* DOCUMENT SEGMENT:
————

Tomorrow is ‘tax day.’ If, like the President or Vice President, your 2003 income was $700,000 or $800,000, it is a day to celebrate your tax savings.
There are a lot of tough questions to ask about the war, but one great thing about it – at least for the rich – is that it’s free. And then some.
It’s not too late to fund your Roth IRA for 2003 – or even to set one up. You have one more day. Hie on down to your local bank.
It’s also not too late to file Form 4868 for an automatic tax-day extension to August 16. Let it never be said this site failed to provide you with an excuse to procrastinate.
Bob Fyfe: ‘After reading your comment yesterday, I wondered how difficult it would be to order your Thinkpad part away from IBM. I found this website within a few seconds using a Google search on 13N6705. The company is Advanced Computer Services. And although I know nothing about them, it turns out that they have the part in stock, it’s only $175 (to IBM’s $280), they don’t charge sales tax outside of Ohio (you’d have to take care of that yourself with your state), and ground shipping is $8-12 depending on your location (other options are available).’
☞ Now, why didn’t I think of that? Googling a part number – for anything, by any manufacturer – very often snaps it right up onto your screen, sometimes at an advantageous price. (Here‘s another place I could have found it, a site apparently dedicated to ThinkPads.)

————

* SET TASK A:
In the tax-day post, Form 4868 grants an automatic extension to what date?

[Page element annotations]
————

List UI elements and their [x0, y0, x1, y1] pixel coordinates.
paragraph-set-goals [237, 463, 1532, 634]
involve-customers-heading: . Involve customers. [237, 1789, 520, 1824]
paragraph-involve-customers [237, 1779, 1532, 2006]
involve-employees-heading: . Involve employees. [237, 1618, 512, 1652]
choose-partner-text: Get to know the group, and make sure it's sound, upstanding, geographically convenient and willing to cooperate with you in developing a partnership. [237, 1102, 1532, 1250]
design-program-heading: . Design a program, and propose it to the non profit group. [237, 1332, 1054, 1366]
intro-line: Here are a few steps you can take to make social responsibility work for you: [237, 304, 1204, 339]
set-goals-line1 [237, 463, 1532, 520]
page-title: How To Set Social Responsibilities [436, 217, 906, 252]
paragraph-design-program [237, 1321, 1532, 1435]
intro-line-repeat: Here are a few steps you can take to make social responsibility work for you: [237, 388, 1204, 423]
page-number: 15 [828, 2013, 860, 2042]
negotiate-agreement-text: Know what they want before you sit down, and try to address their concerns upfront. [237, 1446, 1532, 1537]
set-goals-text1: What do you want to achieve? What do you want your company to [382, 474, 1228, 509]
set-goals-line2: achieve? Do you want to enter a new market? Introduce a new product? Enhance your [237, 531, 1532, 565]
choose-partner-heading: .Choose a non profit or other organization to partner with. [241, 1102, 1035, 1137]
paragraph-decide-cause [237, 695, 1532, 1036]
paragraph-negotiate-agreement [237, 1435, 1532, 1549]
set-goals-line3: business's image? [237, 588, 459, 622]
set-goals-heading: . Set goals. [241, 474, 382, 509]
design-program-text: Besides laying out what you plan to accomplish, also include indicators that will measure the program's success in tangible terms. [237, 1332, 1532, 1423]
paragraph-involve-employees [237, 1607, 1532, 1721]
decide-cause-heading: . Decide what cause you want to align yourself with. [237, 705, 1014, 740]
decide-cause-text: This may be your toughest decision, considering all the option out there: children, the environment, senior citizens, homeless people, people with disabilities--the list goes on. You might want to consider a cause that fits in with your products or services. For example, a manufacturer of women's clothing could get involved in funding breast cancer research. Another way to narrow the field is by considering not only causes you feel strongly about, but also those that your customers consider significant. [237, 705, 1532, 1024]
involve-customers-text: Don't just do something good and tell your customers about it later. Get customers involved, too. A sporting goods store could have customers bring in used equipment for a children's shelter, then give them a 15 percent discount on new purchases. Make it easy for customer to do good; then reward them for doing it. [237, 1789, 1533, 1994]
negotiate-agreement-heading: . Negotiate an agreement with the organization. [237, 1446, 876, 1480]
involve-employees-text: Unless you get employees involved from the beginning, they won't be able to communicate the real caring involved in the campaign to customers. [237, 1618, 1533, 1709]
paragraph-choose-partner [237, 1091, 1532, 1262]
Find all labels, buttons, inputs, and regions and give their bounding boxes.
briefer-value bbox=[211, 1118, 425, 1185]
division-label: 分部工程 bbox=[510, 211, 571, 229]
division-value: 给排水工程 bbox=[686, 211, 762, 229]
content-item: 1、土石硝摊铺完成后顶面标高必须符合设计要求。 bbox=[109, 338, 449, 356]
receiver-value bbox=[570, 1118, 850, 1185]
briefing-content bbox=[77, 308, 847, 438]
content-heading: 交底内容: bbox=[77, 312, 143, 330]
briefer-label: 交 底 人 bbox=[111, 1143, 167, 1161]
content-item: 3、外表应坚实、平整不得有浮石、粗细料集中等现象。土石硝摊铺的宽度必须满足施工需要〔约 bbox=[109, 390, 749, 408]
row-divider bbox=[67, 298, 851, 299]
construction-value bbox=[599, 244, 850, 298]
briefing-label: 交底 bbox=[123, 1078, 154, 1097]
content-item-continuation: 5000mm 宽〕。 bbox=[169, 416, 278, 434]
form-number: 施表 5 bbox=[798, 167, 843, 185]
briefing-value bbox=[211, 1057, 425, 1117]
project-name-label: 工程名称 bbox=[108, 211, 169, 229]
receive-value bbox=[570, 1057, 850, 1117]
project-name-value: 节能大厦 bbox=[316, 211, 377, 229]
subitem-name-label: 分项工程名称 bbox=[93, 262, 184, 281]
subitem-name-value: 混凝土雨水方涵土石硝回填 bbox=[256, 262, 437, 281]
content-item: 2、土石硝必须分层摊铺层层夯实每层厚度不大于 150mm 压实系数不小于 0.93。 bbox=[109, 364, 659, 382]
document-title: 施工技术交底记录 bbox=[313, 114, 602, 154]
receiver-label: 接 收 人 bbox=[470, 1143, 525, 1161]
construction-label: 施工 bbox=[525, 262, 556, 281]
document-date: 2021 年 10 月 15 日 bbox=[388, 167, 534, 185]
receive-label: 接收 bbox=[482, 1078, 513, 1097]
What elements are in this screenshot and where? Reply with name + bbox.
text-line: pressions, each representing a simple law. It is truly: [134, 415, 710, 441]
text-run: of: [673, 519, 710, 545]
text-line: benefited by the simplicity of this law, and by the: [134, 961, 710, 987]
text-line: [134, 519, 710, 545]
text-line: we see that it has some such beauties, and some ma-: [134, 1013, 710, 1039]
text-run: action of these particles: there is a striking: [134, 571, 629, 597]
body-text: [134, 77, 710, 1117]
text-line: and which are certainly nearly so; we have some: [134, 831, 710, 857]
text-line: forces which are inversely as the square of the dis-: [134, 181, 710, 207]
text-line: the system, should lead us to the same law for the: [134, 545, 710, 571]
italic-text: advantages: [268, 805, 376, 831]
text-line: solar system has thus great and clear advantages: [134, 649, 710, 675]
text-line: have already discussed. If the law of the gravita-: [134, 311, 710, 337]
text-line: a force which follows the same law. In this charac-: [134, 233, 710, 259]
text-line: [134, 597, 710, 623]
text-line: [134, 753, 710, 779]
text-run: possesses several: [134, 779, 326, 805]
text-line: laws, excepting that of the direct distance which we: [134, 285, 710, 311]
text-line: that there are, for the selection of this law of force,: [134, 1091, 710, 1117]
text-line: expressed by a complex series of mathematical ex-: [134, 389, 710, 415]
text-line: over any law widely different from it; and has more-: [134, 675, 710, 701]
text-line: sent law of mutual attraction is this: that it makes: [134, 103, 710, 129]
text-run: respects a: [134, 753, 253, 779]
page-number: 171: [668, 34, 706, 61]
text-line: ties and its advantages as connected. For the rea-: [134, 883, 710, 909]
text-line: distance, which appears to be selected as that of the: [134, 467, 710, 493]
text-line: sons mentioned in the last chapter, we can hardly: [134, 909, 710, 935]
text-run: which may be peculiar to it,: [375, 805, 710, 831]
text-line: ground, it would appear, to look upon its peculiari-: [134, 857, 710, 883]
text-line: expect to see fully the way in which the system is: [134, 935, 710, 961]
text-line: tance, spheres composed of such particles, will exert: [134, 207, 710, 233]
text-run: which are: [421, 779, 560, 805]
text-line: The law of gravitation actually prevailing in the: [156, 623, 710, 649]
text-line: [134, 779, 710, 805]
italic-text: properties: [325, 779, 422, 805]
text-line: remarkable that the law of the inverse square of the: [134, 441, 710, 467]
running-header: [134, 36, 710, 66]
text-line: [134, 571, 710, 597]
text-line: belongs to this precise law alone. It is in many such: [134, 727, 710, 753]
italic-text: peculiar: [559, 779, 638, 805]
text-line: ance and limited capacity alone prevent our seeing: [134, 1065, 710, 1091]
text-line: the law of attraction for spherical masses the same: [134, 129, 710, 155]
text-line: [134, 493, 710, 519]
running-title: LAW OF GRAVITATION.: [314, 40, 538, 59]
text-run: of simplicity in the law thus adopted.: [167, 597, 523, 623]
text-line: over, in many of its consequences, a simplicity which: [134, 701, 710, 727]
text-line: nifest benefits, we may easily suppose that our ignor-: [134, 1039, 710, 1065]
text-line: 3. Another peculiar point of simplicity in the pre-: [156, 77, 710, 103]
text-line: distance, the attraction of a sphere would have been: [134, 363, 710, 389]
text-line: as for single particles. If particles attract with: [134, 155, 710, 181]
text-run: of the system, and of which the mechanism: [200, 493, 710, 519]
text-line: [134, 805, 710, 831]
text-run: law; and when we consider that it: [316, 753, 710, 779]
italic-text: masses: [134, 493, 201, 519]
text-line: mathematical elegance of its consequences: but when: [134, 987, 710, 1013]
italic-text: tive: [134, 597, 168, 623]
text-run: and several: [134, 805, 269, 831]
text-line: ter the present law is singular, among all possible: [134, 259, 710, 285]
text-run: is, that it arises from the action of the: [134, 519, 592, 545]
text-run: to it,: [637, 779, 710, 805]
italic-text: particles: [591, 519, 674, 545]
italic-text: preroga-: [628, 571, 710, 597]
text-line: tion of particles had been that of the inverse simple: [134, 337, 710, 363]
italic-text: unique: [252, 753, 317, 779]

————

* SET TASK B:
List every line of the entries that contains the string "content".

* FINISHED ANSWER A:
August 16

* FINISHED ANSWER B:
content-item: 1、土石硝摊铺完成后顶面标高必须符合设计要求。 bbox=[109, 338, 449, 356]
briefing-content bbox=[77, 308, 847, 438]
content-heading: 交底内容: bbox=[77, 312, 143, 330]
content-item: 3、外表应坚实、平整不得有浮石、粗细料集中等现象。土石硝摊铺的宽度必须满足施工需要〔约 bbox=[109, 390, 749, 408]
content-item-continuation: 5000mm 宽〕。 bbox=[169, 416, 278, 434]
content-item: 2、土石硝必须分层摊铺层层夯实每层厚度不大于 150mm 压实系数不小于 0.93。 bbox=[109, 364, 659, 382]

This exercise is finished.